Listing:
%%

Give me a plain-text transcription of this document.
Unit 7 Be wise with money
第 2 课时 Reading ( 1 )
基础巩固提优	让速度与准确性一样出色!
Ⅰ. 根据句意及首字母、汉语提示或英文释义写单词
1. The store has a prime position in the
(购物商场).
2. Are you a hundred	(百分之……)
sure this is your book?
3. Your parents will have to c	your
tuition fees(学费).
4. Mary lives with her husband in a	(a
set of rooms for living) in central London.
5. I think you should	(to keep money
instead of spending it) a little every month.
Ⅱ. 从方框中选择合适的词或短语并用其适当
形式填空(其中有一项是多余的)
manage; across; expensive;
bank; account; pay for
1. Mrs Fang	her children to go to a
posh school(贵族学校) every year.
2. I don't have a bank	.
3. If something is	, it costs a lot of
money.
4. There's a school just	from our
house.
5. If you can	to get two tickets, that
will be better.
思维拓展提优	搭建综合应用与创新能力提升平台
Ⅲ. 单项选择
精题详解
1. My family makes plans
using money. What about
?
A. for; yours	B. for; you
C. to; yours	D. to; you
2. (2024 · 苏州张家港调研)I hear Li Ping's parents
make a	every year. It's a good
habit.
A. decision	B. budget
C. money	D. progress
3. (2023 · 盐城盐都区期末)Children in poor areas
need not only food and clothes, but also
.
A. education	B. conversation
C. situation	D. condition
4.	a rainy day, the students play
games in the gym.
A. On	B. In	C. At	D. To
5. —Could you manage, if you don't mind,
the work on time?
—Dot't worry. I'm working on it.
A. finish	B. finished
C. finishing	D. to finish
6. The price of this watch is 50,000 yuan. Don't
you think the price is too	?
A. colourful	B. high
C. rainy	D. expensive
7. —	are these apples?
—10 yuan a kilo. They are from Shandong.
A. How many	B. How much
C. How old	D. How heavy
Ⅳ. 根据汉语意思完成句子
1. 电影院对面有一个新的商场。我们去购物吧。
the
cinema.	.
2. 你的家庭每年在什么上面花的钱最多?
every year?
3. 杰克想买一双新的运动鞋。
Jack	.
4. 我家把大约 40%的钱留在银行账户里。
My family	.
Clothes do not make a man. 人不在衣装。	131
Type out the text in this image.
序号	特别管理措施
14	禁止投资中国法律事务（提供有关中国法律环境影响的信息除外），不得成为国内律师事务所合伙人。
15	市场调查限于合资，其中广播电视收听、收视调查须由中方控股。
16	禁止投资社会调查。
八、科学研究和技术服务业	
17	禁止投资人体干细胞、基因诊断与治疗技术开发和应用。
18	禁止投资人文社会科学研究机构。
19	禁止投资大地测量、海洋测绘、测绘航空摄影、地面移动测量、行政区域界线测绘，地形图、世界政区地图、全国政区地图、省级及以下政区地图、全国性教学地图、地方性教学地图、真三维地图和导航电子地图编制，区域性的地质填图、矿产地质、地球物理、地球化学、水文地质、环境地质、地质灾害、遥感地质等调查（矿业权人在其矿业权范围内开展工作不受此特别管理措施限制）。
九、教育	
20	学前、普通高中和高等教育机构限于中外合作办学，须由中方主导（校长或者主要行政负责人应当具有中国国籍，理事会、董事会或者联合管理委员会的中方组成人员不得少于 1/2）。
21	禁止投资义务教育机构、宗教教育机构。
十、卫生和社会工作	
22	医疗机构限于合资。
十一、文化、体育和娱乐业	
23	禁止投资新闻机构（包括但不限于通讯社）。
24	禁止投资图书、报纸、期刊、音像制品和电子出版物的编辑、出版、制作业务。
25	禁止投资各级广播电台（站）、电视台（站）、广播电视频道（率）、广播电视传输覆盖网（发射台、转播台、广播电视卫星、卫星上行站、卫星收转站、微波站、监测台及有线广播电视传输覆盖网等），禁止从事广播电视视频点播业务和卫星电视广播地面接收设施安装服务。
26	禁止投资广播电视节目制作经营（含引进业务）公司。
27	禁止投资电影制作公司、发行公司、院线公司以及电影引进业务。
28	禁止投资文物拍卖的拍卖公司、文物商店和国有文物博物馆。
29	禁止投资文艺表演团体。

%%

Given task:
Return the number of lines that include the word "have", and nothing else.

Completed exercise:
2